=== Given records ===

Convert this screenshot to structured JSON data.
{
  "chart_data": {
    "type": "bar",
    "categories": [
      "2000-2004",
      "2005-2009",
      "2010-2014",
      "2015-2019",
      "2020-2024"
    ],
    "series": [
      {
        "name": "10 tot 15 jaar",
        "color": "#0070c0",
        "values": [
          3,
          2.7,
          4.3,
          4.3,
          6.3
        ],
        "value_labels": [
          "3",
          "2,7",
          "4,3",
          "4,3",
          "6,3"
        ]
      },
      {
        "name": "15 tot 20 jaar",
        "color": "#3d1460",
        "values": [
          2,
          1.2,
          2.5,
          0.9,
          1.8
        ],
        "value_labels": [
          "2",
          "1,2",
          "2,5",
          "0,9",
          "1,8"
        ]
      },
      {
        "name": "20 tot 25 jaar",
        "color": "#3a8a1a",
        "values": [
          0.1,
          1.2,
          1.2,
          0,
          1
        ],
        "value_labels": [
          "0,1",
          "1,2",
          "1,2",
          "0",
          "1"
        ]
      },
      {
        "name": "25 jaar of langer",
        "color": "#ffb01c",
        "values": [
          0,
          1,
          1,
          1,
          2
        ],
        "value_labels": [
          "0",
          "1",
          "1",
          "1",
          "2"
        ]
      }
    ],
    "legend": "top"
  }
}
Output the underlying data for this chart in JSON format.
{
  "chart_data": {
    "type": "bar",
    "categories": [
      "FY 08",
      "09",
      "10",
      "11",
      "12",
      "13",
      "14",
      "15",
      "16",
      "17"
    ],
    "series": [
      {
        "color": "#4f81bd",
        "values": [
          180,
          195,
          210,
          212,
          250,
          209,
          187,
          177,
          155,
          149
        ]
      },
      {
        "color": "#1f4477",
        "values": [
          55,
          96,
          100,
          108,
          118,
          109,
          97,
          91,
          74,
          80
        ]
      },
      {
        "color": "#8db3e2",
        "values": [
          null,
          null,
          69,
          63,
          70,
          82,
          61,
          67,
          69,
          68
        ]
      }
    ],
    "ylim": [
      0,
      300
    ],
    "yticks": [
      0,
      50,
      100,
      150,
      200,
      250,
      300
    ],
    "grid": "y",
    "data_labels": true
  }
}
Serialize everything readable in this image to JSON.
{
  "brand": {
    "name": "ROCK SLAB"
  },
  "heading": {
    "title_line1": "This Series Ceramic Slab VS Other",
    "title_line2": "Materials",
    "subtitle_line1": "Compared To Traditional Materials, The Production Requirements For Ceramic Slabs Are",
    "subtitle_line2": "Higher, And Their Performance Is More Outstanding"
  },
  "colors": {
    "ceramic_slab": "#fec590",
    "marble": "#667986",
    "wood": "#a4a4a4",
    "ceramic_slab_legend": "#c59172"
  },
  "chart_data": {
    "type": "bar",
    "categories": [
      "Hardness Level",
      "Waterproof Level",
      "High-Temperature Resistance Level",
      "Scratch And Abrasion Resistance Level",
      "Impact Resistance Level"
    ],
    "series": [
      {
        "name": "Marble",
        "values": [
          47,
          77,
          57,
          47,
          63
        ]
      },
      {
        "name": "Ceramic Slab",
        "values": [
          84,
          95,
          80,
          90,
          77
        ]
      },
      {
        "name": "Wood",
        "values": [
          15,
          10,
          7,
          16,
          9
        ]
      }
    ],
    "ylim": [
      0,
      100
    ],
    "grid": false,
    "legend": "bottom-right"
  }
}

===

What you are asked to do:
From the records above, report the count of lines containing "Resistance" and nothing more.

Response for this exercise:
3